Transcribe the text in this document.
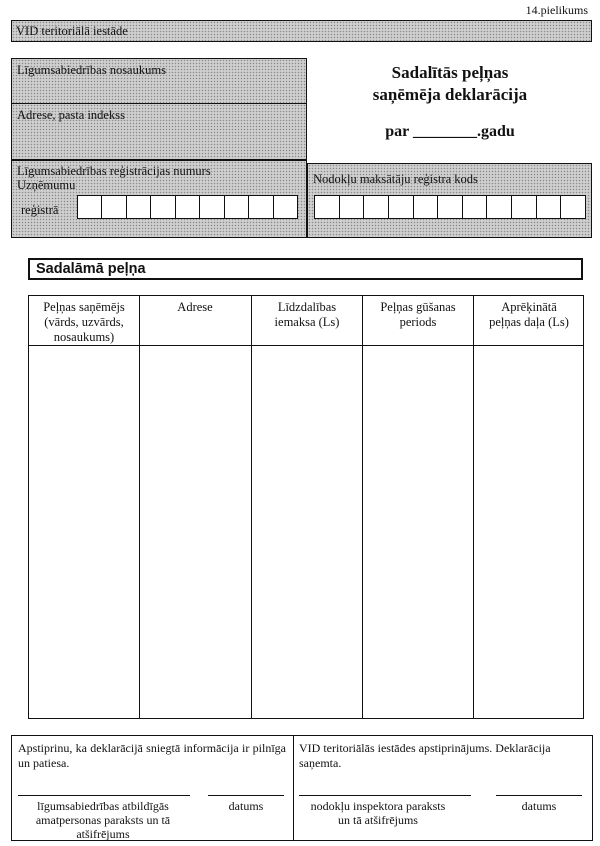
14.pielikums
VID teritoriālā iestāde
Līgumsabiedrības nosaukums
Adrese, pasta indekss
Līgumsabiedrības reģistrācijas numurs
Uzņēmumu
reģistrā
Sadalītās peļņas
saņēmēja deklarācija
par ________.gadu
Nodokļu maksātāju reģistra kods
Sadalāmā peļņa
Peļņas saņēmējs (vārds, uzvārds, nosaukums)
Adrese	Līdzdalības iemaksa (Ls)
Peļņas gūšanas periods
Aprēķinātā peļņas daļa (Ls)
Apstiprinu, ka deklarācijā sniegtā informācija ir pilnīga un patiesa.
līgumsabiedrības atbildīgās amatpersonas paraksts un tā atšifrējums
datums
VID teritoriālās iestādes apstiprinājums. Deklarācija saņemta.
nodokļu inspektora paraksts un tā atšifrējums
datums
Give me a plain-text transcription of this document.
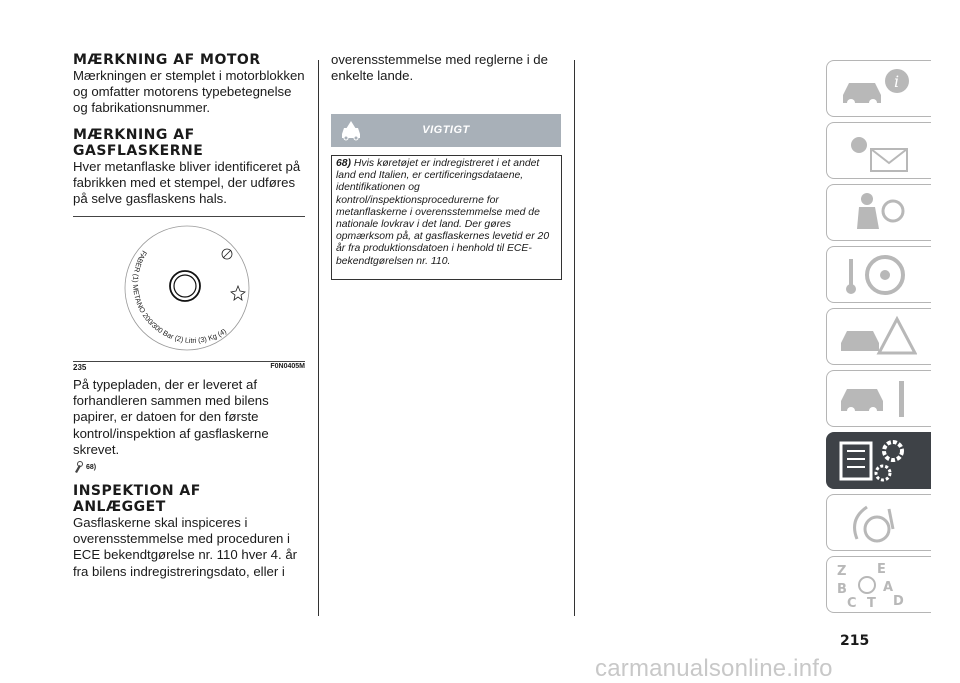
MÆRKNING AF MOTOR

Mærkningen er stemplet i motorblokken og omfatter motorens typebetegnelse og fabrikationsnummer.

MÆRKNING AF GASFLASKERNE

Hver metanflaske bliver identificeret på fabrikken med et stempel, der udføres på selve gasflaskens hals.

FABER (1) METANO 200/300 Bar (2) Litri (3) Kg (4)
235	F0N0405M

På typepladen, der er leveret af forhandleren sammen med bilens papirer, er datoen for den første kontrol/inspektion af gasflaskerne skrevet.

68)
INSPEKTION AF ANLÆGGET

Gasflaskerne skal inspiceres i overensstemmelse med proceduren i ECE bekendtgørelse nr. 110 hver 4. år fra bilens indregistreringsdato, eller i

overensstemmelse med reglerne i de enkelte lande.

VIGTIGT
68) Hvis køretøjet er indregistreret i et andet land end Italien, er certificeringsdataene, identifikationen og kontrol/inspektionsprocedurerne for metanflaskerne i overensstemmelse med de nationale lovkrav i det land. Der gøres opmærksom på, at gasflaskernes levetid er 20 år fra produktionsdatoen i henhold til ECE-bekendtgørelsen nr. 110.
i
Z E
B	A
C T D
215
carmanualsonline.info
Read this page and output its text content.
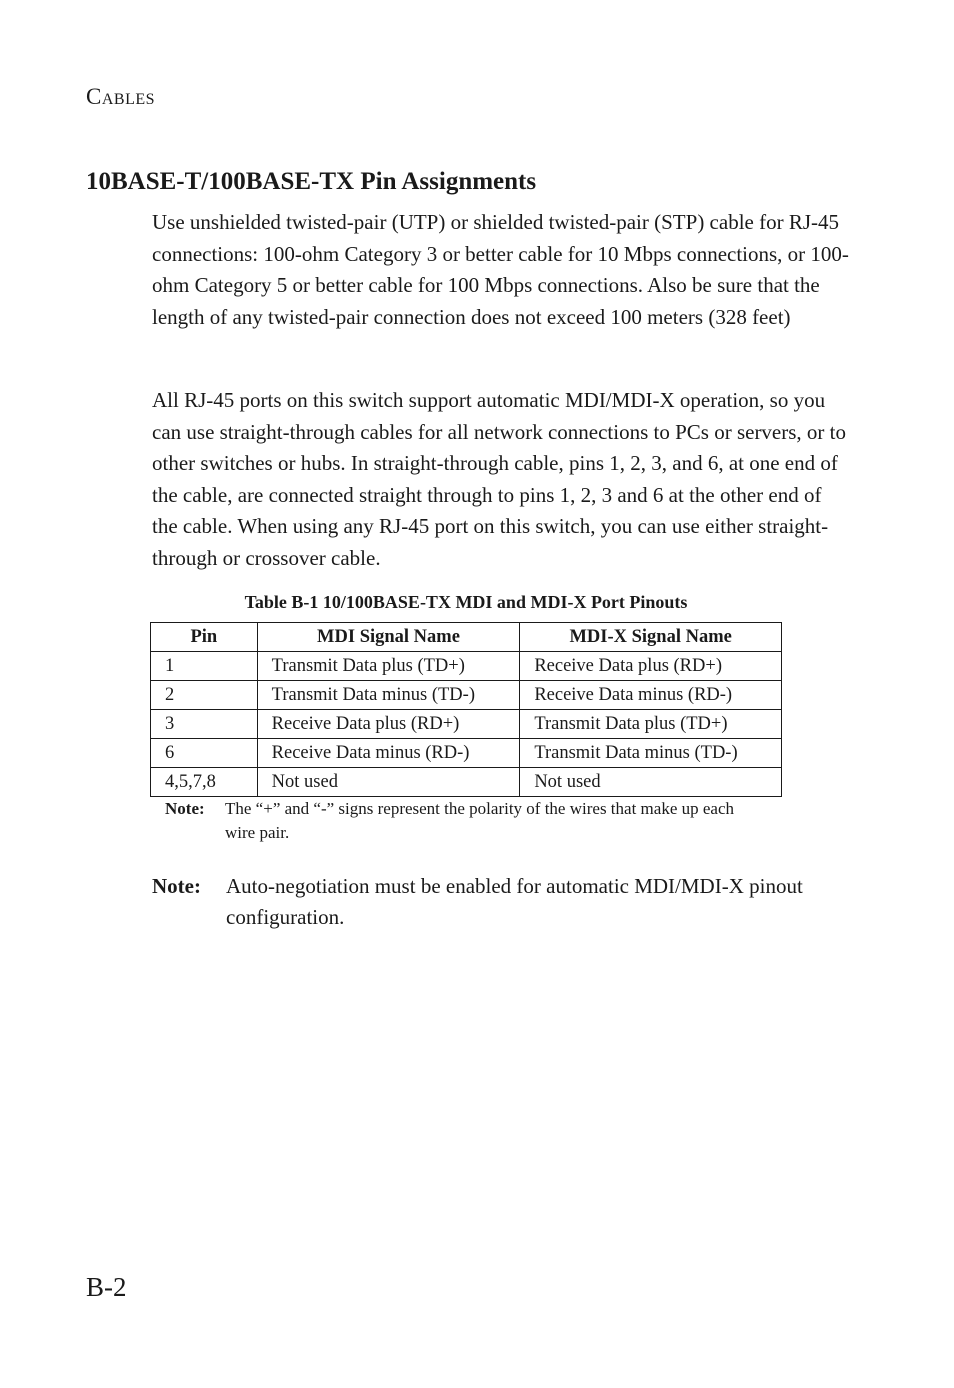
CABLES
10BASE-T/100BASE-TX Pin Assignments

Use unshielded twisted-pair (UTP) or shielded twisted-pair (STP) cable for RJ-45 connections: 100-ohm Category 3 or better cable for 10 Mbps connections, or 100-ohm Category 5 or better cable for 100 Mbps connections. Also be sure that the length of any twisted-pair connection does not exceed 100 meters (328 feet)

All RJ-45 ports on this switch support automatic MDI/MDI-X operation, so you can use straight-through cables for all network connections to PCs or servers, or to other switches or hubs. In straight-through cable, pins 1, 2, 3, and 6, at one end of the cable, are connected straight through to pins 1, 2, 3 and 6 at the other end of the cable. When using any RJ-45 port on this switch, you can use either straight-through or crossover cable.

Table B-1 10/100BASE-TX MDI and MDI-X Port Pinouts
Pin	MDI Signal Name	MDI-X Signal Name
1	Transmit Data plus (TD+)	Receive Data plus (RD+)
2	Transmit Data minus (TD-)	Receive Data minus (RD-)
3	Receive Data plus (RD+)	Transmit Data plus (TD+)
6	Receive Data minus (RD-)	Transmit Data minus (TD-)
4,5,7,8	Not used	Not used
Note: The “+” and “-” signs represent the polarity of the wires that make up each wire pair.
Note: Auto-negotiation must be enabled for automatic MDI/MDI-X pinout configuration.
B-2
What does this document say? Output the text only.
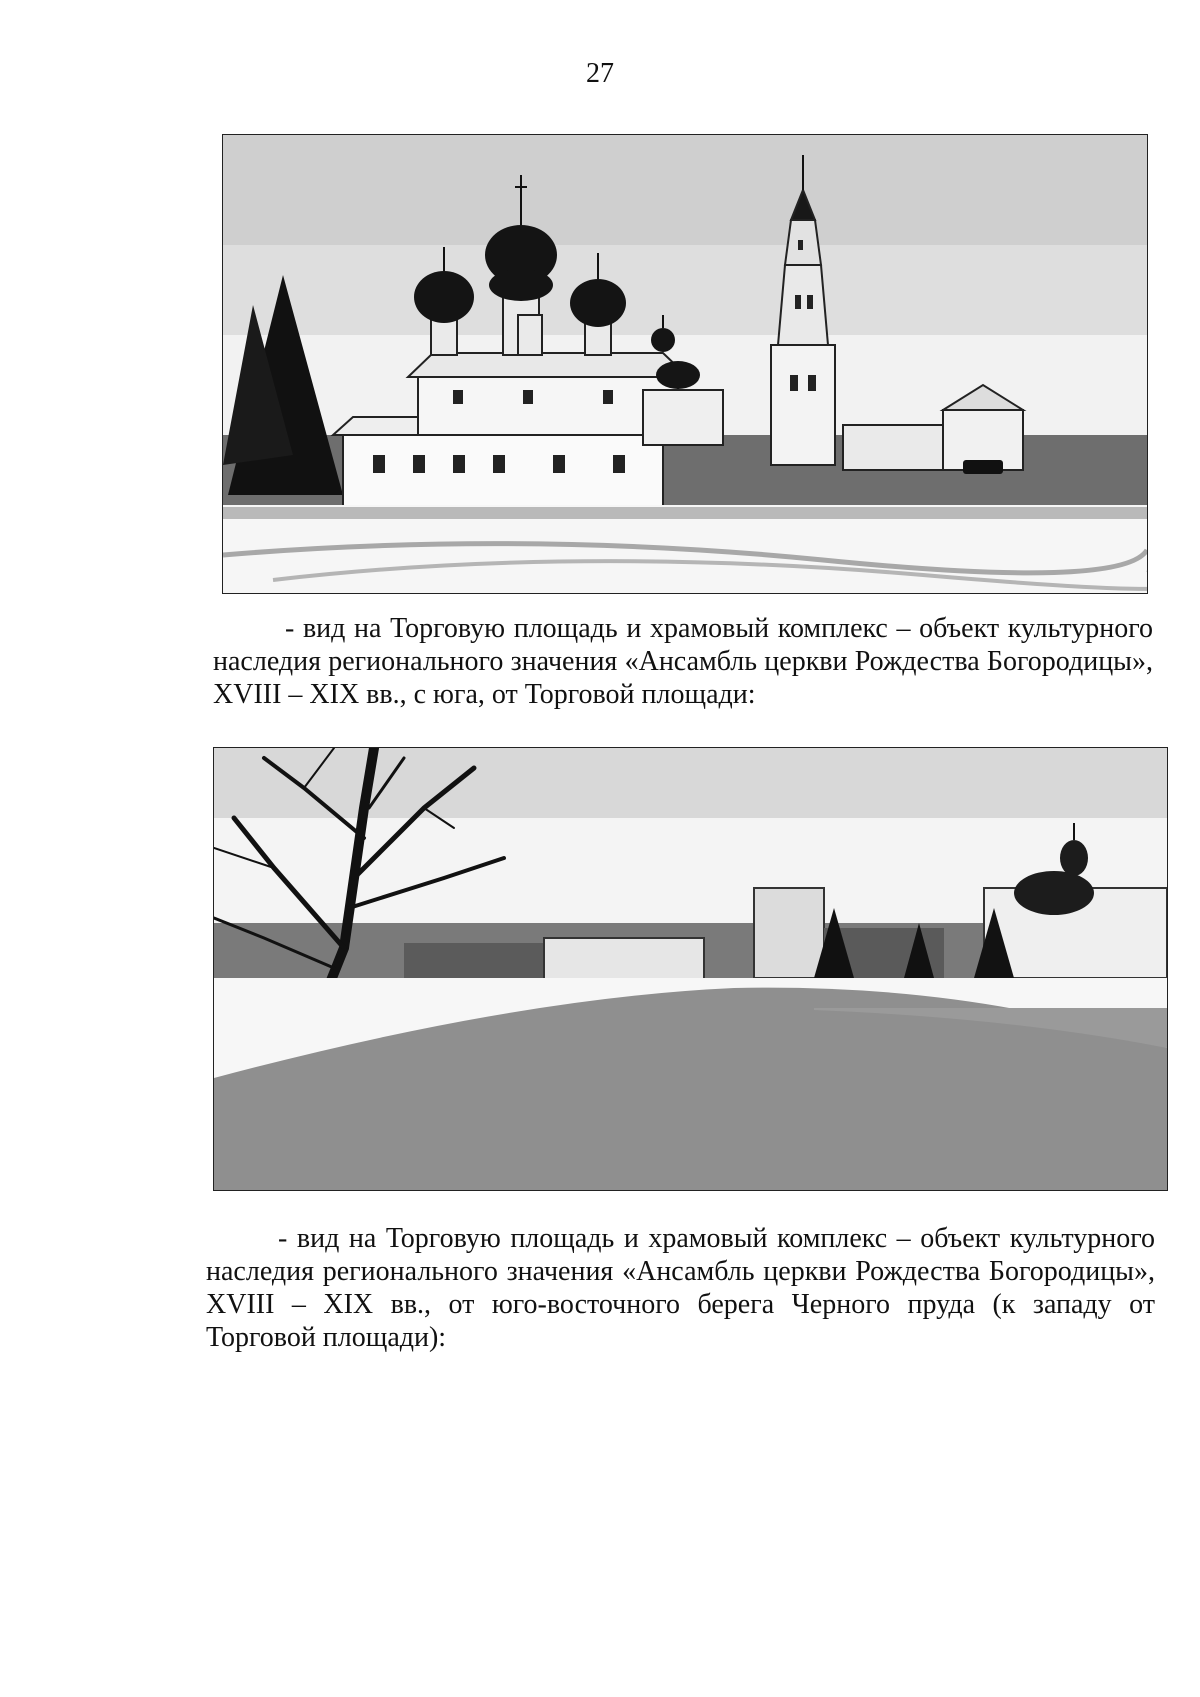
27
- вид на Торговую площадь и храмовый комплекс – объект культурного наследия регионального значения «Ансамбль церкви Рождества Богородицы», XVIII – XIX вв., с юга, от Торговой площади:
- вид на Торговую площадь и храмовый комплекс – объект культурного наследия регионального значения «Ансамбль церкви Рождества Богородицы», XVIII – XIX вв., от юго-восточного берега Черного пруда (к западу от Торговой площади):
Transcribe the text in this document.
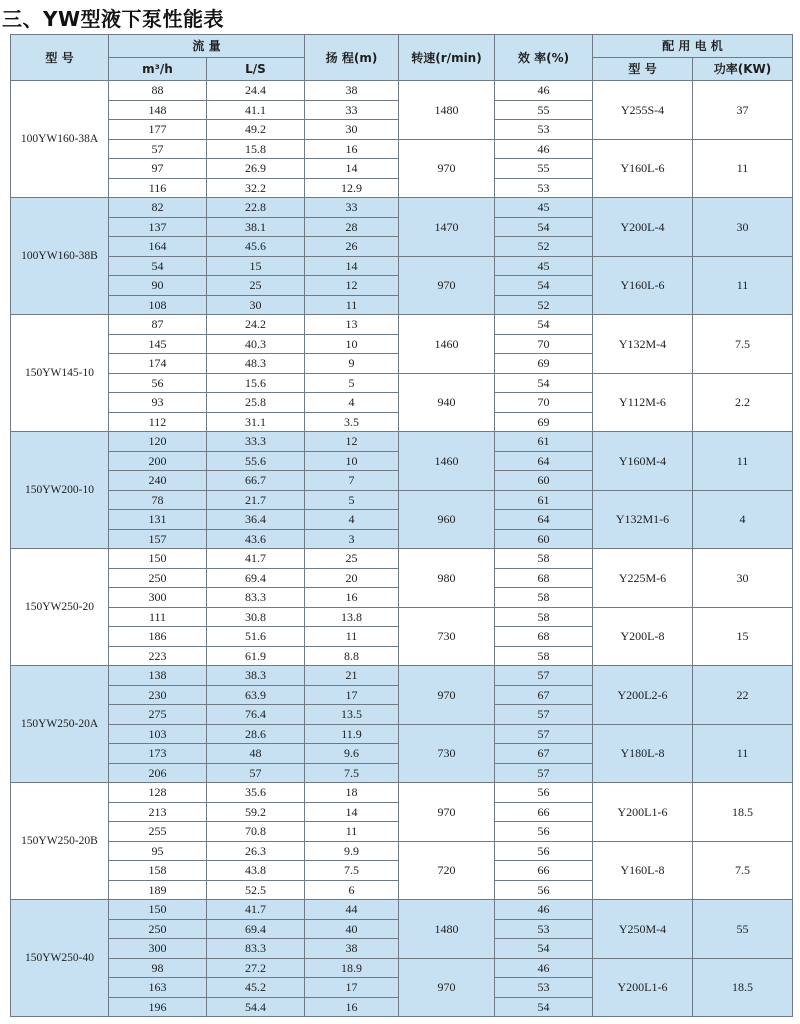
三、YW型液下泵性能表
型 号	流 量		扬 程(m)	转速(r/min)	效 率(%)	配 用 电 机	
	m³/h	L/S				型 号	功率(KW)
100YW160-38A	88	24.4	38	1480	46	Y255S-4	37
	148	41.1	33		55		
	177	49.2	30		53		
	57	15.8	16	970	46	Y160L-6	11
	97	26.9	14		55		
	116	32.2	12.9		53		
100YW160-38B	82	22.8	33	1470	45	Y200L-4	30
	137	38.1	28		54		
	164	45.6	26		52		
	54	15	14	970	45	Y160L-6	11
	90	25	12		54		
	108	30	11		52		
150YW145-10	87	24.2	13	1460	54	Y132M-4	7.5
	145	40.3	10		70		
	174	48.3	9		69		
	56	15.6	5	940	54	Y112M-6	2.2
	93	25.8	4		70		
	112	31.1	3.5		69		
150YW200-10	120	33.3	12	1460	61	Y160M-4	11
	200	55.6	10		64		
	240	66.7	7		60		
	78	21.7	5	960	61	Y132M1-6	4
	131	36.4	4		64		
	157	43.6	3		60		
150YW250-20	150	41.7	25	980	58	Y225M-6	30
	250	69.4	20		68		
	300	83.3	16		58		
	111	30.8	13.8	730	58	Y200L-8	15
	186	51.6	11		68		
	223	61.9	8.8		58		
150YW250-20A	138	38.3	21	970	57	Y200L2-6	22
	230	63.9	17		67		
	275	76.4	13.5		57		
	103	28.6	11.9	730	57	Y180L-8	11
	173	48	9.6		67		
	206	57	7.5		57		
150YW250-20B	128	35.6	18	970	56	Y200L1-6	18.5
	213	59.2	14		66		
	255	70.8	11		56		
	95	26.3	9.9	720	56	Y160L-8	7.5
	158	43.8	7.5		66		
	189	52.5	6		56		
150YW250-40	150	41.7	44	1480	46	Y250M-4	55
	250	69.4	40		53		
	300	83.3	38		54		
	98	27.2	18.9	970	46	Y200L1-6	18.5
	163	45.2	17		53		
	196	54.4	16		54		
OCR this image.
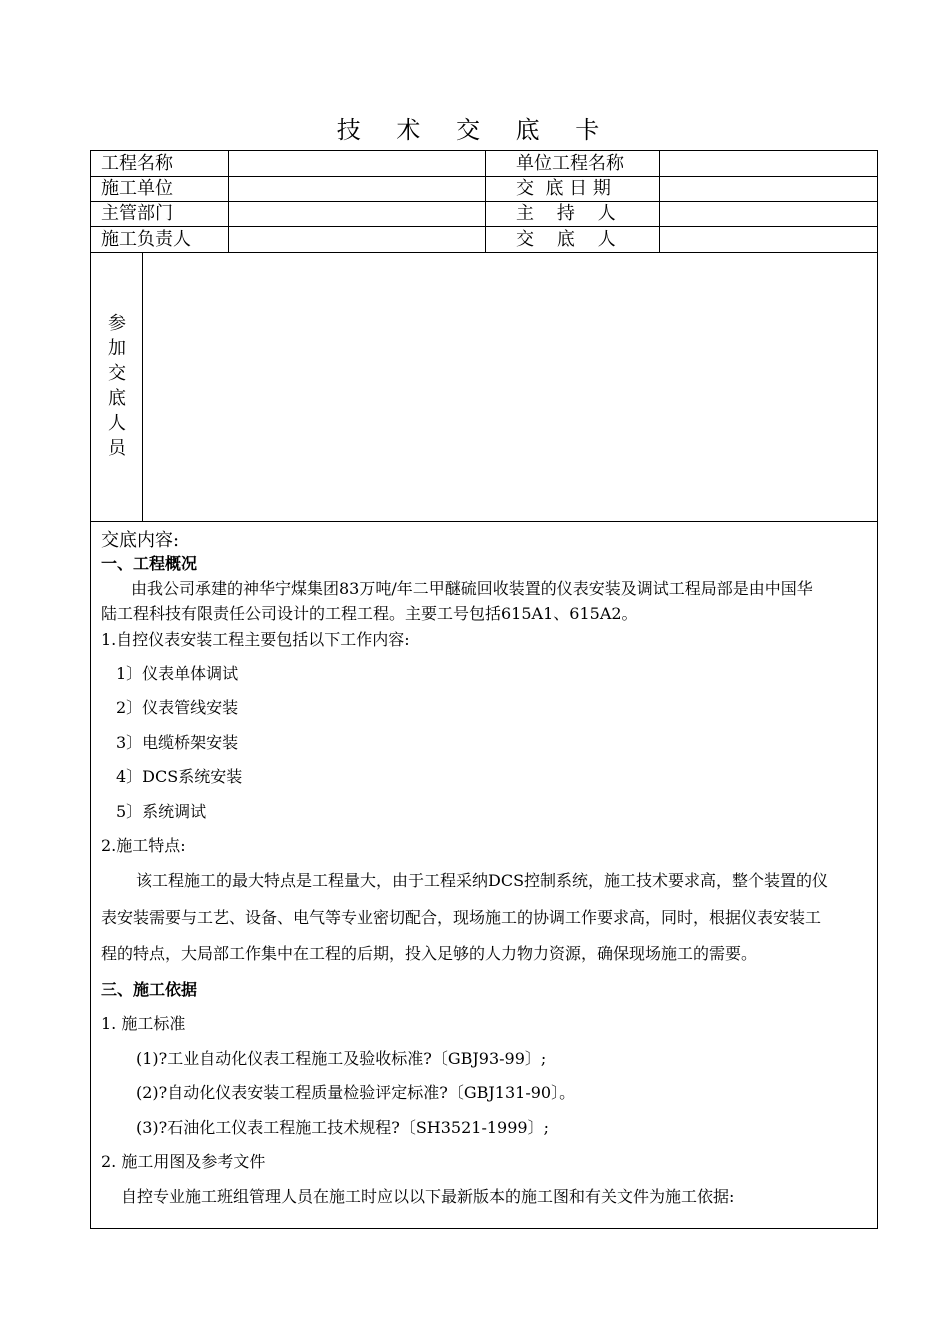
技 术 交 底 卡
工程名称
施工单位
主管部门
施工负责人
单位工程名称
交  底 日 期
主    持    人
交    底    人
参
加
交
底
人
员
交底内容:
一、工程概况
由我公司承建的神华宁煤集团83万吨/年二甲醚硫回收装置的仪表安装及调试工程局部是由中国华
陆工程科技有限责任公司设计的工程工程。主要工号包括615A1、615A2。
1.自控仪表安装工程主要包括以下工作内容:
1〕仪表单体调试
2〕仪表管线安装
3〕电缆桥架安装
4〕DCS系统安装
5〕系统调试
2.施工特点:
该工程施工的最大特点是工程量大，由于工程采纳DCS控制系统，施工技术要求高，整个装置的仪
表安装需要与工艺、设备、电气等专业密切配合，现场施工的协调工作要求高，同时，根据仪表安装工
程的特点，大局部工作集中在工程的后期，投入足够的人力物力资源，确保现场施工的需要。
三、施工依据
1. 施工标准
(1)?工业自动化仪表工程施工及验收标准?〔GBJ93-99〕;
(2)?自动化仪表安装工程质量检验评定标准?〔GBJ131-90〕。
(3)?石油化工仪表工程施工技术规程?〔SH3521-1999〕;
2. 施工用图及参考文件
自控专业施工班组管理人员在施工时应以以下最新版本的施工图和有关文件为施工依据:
************
# Work to complete
Filter out all lines lacking the word "document" and copy the rest.

# Solution to the exercise
Transcribe the text in this document.
Give me a plain-text transcription of this document.
What does this document say? Output the text only.
Transcribe the text in this document.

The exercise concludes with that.